[BEGIN Material]
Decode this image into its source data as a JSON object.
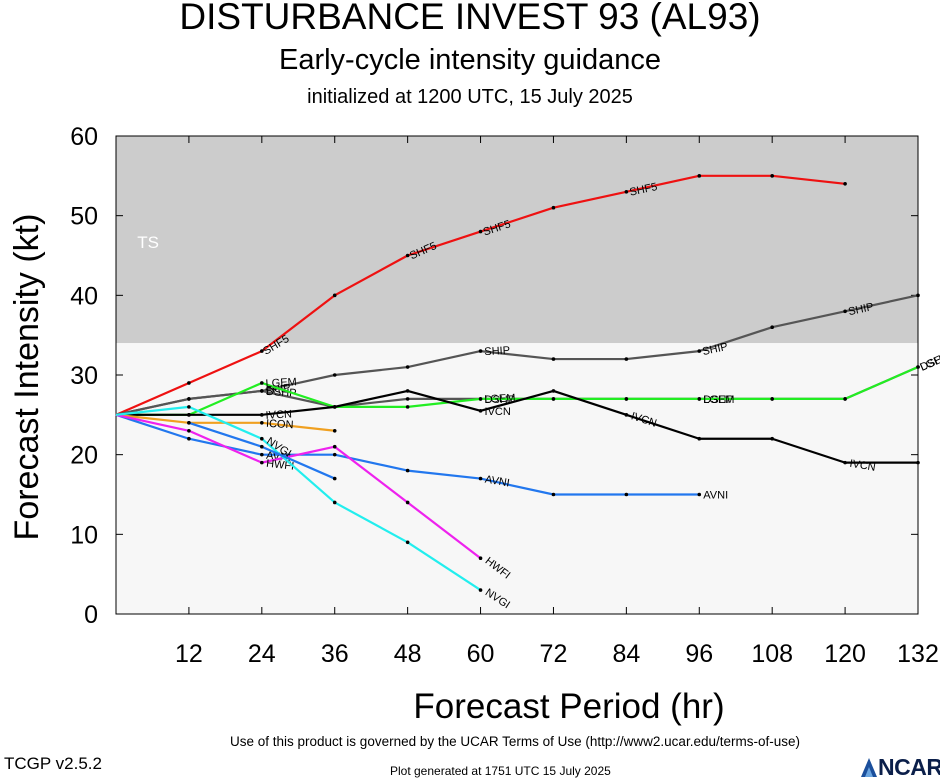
{
  "header": {
    "title": "DISTURBANCE INVEST 93 (AL93)",
    "subtitle": "Early-cycle intensity guidance",
    "initialized": "initialized at 1200 UTC, 15 July 2025"
  },
  "footer": {
    "terms": "Use of this product is governed by the UCAR Terms of Use (http://www2.ucar.edu/terms-of-use)",
    "version": "TCGP v2.5.2",
    "generated": "Plot generated at 1751 UTC   15 July 2025",
    "logo_text": "NCAR",
    "logo_icon": "ncar-logo-icon"
  },
  "chart_data": {
    "type": "line",
    "xlabel": "Forecast Period (hr)",
    "ylabel": "Forecast Intensity (kt)",
    "xlim": [
      0,
      132
    ],
    "ylim": [
      0,
      60
    ],
    "xticks": [
      12,
      24,
      36,
      48,
      60,
      72,
      84,
      96,
      108,
      120,
      132
    ],
    "yticks": [
      0,
      10,
      20,
      30,
      40,
      50,
      60
    ],
    "bands": [
      {
        "label": "TS",
        "from": 34,
        "to": 60,
        "color": "#cccccc"
      },
      {
        "label": "",
        "from": 0,
        "to": 34,
        "color": "#f7f7f7"
      }
    ],
    "series": [
      {
        "name": "SHF5",
        "color": "#ee1111",
        "points": [
          [
            0,
            25
          ],
          [
            12,
            29
          ],
          [
            24,
            33
          ],
          [
            36,
            40
          ],
          [
            48,
            45
          ],
          [
            60,
            48
          ],
          [
            72,
            51
          ],
          [
            84,
            53
          ],
          [
            96,
            55
          ],
          [
            108,
            55
          ],
          [
            120,
            54
          ]
        ],
        "label_at": [
          24,
          48,
          60,
          84
        ]
      },
      {
        "name": "SHIP",
        "color": "#555555",
        "points": [
          [
            0,
            25
          ],
          [
            12,
            27
          ],
          [
            24,
            28
          ],
          [
            36,
            30
          ],
          [
            48,
            31
          ],
          [
            60,
            33
          ],
          [
            72,
            32
          ],
          [
            84,
            32
          ],
          [
            96,
            33
          ],
          [
            108,
            36
          ],
          [
            120,
            38
          ],
          [
            132,
            40
          ]
        ],
        "label_at": [
          24,
          60,
          96,
          120
        ]
      },
      {
        "name": "DSHP",
        "color": "#555555",
        "points": [
          [
            0,
            25
          ],
          [
            12,
            27
          ],
          [
            24,
            28
          ],
          [
            36,
            26
          ],
          [
            48,
            27
          ],
          [
            60,
            27
          ],
          [
            72,
            27
          ],
          [
            84,
            27
          ],
          [
            96,
            27
          ],
          [
            108,
            27
          ],
          [
            120,
            27
          ],
          [
            132,
            31
          ]
        ],
        "label_at": [
          24,
          60,
          96,
          132
        ]
      },
      {
        "name": "LGEM",
        "color": "#22ee22",
        "points": [
          [
            0,
            25
          ],
          [
            12,
            25
          ],
          [
            24,
            29
          ],
          [
            36,
            26
          ],
          [
            48,
            26
          ],
          [
            60,
            27
          ],
          [
            72,
            27
          ],
          [
            84,
            27
          ],
          [
            96,
            27
          ],
          [
            108,
            27
          ],
          [
            120,
            27
          ],
          [
            132,
            31
          ]
        ],
        "label_at": [
          24,
          60,
          96,
          132
        ]
      },
      {
        "name": "IVCN",
        "color": "#000000",
        "points": [
          [
            0,
            25
          ],
          [
            12,
            25
          ],
          [
            24,
            25
          ],
          [
            36,
            26
          ],
          [
            48,
            28
          ],
          [
            60,
            25.5
          ],
          [
            72,
            28
          ],
          [
            84,
            25
          ],
          [
            96,
            22
          ],
          [
            108,
            22
          ],
          [
            120,
            19
          ],
          [
            132,
            19
          ]
        ],
        "label_at": [
          24,
          60,
          84,
          120
        ]
      },
      {
        "name": "ICON",
        "color": "#f0a020",
        "points": [
          [
            0,
            25
          ],
          [
            12,
            24
          ],
          [
            24,
            24
          ],
          [
            36,
            23
          ]
        ],
        "label_at": [
          24
        ]
      },
      {
        "name": "AVNI",
        "color": "#2277ee",
        "points": [
          [
            0,
            25
          ],
          [
            12,
            22
          ],
          [
            24,
            20
          ],
          [
            36,
            20
          ],
          [
            48,
            18
          ],
          [
            60,
            17
          ],
          [
            72,
            15
          ],
          [
            84,
            15
          ],
          [
            96,
            15
          ]
        ],
        "label_at": [
          24,
          60,
          96
        ]
      },
      {
        "name": "HWFI",
        "color": "#ee22ee",
        "points": [
          [
            0,
            25
          ],
          [
            12,
            23
          ],
          [
            24,
            19
          ],
          [
            36,
            21
          ],
          [
            48,
            14
          ],
          [
            60,
            7
          ]
        ],
        "label_at": [
          24,
          60
        ]
      },
      {
        "name": "NVGI",
        "color": "#22eeee",
        "points": [
          [
            0,
            25
          ],
          [
            12,
            26
          ],
          [
            24,
            22
          ],
          [
            36,
            14
          ],
          [
            48,
            9
          ],
          [
            60,
            3
          ]
        ],
        "label_at": [
          24,
          60
        ]
      },
      {
        "name": "",
        "color": "#2277ee",
        "points": [
          [
            12,
            24
          ],
          [
            24,
            21
          ],
          [
            36,
            17
          ]
        ],
        "label_at": []
      }
    ]
  }
}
[END Material]
_Objective:_ Return, from the data, each line that has the word "Forecast" in it.

_Completed exercise:_
    "xlabel": "Forecast Period (hr)",
    "ylabel": "Forecast Intensity (kt)",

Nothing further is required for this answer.